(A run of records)

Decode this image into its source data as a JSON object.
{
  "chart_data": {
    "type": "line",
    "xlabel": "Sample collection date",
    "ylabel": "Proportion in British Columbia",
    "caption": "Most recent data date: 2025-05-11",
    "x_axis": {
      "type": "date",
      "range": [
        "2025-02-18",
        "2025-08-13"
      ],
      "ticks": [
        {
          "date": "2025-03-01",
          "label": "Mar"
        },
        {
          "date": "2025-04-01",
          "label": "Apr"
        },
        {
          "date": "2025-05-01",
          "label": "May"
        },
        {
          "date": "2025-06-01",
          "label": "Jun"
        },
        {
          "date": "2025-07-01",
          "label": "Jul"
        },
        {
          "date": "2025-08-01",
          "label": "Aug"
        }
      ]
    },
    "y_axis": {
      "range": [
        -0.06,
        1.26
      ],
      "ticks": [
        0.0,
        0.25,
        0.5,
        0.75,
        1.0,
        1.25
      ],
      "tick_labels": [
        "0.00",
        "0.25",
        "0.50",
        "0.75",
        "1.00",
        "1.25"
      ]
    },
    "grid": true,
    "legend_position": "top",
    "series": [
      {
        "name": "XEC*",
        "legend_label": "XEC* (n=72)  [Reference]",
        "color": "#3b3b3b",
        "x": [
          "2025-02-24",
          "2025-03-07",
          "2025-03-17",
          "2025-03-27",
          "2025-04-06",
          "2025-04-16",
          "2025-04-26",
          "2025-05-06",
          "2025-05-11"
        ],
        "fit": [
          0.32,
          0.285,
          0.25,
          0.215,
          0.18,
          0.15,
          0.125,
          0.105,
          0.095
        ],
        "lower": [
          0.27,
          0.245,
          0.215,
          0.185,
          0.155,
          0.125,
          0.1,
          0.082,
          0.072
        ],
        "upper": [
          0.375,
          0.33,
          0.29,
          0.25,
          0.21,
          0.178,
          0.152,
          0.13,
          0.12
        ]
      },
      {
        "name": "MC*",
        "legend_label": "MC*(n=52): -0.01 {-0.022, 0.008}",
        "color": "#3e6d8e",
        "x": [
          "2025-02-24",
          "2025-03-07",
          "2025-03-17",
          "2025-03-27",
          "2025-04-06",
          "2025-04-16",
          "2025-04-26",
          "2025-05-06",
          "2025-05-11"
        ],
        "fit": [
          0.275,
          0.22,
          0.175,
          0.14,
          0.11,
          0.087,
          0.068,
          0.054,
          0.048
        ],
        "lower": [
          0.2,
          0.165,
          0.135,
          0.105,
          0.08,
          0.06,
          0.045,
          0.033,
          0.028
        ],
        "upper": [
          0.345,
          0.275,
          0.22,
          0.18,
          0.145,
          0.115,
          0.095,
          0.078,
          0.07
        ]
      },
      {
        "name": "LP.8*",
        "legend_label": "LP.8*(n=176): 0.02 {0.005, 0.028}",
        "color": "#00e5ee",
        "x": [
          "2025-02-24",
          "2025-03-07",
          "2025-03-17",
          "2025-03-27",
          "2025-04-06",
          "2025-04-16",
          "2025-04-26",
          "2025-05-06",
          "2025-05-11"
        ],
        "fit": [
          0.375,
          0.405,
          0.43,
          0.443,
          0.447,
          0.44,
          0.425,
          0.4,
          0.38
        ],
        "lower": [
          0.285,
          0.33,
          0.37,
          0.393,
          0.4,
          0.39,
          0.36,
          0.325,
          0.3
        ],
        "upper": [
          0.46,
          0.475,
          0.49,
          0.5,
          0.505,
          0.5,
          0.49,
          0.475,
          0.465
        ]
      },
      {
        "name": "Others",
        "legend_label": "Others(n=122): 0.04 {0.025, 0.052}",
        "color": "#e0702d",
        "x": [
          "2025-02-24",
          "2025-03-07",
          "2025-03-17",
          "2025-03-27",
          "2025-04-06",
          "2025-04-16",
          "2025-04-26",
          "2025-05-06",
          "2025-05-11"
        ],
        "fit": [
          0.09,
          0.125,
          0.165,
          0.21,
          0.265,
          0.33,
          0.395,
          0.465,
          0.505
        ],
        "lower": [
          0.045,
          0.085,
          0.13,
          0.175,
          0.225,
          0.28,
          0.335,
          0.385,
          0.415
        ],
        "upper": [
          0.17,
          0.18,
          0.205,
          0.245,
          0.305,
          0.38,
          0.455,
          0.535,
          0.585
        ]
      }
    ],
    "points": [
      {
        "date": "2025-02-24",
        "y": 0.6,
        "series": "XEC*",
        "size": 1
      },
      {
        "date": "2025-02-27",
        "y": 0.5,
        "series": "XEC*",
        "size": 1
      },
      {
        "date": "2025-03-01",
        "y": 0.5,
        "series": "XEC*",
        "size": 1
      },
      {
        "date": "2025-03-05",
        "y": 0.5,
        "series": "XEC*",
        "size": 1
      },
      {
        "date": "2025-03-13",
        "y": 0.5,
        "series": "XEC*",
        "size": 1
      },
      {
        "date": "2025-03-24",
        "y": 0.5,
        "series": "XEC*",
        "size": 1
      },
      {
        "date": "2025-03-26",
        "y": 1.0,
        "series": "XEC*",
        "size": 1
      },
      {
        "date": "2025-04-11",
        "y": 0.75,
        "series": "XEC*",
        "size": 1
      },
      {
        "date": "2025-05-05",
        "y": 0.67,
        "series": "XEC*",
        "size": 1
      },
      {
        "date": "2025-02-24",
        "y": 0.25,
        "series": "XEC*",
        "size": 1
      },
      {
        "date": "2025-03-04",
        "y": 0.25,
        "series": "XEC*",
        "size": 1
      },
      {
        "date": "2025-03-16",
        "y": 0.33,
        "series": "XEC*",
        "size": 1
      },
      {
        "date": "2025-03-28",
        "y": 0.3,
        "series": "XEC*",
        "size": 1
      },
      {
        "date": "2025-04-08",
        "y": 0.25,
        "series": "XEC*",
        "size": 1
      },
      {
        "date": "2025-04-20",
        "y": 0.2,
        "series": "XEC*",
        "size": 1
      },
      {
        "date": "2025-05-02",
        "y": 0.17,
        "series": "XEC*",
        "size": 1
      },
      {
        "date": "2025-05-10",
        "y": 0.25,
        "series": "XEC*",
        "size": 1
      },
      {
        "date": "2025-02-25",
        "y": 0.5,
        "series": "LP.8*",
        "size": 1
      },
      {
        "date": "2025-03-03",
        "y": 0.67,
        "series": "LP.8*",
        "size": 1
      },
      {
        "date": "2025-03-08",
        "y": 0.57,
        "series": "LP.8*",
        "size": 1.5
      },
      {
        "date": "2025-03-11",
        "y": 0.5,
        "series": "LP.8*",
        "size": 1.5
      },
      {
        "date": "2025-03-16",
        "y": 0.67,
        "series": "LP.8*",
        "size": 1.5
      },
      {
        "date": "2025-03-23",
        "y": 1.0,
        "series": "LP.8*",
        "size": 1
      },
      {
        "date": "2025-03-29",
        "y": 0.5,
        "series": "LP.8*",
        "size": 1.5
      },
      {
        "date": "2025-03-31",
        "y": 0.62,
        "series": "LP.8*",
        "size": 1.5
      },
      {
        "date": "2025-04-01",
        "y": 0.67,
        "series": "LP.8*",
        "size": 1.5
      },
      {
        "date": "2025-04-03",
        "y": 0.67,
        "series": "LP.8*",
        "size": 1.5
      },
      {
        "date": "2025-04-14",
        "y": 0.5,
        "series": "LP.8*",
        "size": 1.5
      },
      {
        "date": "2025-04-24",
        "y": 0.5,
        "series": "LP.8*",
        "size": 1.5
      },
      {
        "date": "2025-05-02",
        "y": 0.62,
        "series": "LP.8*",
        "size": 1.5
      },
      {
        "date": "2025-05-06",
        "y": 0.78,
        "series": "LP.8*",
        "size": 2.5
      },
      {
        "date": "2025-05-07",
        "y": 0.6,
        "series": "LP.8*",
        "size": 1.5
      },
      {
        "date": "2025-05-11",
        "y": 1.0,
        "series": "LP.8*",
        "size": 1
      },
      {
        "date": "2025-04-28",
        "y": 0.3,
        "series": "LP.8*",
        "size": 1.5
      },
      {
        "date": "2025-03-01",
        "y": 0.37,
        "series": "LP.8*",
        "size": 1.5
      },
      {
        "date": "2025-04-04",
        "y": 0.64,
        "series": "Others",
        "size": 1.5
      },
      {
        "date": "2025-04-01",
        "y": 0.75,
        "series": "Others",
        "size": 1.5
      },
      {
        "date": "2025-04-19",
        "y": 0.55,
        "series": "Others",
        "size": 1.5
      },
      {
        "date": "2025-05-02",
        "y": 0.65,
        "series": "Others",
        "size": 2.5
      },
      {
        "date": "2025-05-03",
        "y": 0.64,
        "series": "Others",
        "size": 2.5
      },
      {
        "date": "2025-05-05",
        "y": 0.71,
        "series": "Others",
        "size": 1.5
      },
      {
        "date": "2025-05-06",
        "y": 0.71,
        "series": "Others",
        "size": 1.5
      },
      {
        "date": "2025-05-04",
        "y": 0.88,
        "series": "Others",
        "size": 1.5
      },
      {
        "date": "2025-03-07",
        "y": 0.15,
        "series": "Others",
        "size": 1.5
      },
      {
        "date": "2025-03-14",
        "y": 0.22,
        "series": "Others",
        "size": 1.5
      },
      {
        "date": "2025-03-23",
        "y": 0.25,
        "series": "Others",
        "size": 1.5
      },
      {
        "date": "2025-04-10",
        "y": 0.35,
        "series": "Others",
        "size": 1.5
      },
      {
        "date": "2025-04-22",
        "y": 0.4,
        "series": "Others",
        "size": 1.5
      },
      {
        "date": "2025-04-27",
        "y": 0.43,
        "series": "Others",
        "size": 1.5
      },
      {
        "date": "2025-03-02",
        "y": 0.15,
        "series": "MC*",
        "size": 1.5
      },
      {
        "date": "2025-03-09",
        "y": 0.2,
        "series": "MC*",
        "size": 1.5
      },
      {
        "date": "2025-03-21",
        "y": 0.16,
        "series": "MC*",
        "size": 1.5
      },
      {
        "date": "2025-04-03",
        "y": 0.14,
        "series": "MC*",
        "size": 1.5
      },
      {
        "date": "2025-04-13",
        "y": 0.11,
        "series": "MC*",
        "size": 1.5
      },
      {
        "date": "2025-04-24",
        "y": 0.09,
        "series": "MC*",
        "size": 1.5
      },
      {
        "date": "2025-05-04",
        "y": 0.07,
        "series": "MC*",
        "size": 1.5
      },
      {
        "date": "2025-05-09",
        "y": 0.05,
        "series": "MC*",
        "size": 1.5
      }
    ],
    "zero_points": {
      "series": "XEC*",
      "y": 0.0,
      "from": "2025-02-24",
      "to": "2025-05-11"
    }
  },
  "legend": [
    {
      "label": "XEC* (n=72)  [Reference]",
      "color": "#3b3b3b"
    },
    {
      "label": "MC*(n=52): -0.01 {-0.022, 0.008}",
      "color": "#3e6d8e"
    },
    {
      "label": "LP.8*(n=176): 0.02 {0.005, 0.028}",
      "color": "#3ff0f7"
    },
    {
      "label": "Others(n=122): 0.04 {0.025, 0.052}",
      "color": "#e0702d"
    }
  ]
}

Short problem:
Above are records; say how many of their lines contain the word "color", giving only the number.

Full response:
8